* WHAT TO WORK ON *
Copy each line below exactly and leave the pictures out.

* SUPPLIED RECORDS *
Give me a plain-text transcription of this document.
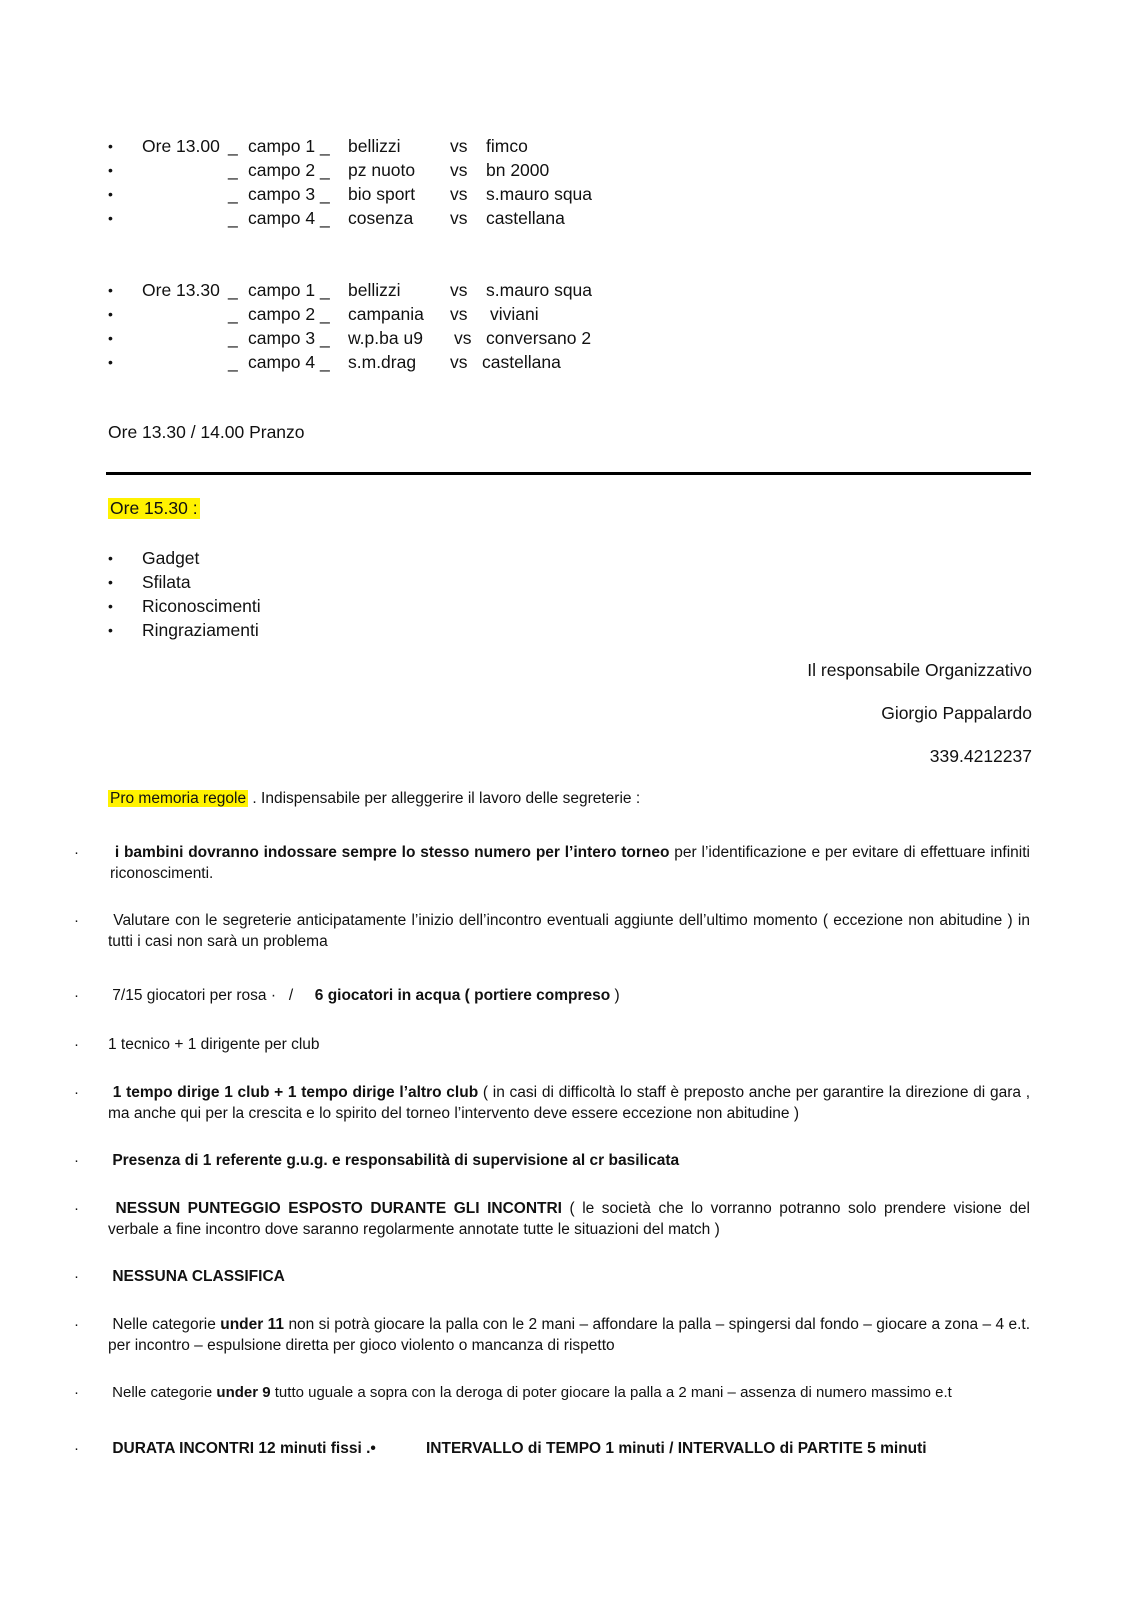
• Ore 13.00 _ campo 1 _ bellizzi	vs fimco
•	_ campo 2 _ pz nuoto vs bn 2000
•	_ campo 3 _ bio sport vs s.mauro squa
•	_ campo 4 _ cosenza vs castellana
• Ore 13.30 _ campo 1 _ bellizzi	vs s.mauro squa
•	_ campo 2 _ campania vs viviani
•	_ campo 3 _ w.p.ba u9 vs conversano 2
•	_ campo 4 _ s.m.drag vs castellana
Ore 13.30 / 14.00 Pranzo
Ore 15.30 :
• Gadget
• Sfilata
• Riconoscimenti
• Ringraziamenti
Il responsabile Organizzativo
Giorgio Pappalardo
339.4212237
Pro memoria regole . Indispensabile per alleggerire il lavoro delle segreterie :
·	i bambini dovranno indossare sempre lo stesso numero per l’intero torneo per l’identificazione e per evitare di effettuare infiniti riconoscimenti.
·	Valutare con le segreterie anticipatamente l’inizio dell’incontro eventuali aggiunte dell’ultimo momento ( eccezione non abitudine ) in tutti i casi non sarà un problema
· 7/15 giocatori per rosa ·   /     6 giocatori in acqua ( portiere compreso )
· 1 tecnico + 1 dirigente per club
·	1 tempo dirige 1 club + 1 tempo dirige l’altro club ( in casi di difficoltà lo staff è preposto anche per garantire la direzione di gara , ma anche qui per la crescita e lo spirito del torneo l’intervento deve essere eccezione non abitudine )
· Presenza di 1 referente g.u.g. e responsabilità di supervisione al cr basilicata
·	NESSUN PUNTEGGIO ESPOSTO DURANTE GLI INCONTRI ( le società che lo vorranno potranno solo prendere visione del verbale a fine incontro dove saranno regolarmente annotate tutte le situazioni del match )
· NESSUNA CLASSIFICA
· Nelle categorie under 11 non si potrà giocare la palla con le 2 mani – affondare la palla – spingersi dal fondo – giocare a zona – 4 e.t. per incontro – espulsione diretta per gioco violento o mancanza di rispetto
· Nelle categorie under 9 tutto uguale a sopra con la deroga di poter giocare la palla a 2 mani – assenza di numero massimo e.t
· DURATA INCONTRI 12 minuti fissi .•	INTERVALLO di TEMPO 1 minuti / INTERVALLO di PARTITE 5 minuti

* COMPLETED TASK *
Give me a plain-text transcription of this document.
• Ore 13.00 _ campo 1 _ bellizzi	vs fimco
•	_ campo 2 _ pz nuoto vs bn 2000
•	_ campo 3 _ bio sport vs s.mauro squa
•	_ campo 4 _ cosenza vs castellana
• Ore 13.30 _ campo 1 _ bellizzi	vs s.mauro squa
•	_ campo 2 _ campania vs viviani
•	_ campo 3 _ w.p.ba u9 vs conversano 2
•	_ campo 4 _ s.m.drag vs castellana
Ore 13.30 / 14.00 Pranzo
Ore 15.30 :
• Gadget
• Sfilata
• Riconoscimenti
• Ringraziamenti
Il responsabile Organizzativo
Giorgio Pappalardo
339.4212237
Pro memoria regole . Indispensabile per alleggerire il lavoro delle segreterie :
·	i bambini dovranno indossare sempre lo stesso numero per l’intero torneo per l’identificazione e per evitare di effettuare infiniti riconoscimenti.
·	Valutare con le segreterie anticipatamente l’inizio dell’incontro eventuali aggiunte dell’ultimo momento ( eccezione non abitudine ) in tutti i casi non sarà un problema
· 7/15 giocatori per rosa ·   /     6 giocatori in acqua ( portiere compreso )
· 1 tecnico + 1 dirigente per club
·	1 tempo dirige 1 club + 1 tempo dirige l’altro club ( in casi di difficoltà lo staff è preposto anche per garantire la direzione di gara , ma anche qui per la crescita e lo spirito del torneo l’intervento deve essere eccezione non abitudine )
· Presenza di 1 referente g.u.g. e responsabilità di supervisione al cr basilicata
·	NESSUN PUNTEGGIO ESPOSTO DURANTE GLI INCONTRI ( le società che lo vorranno potranno solo prendere visione del verbale a fine incontro dove saranno regolarmente annotate tutte le situazioni del match )
· NESSUNA CLASSIFICA
· Nelle categorie under 11 non si potrà giocare la palla con le 2 mani – affondare la palla – spingersi dal fondo – giocare a zona – 4 e.t. per incontro – espulsione diretta per gioco violento o mancanza di rispetto
· Nelle categorie under 9 tutto uguale a sopra con la deroga di poter giocare la palla a 2 mani – assenza di numero massimo e.t
· DURATA INCONTRI 12 minuti fissi .•	INTERVALLO di TEMPO 1 minuti / INTERVALLO di PARTITE 5 minuti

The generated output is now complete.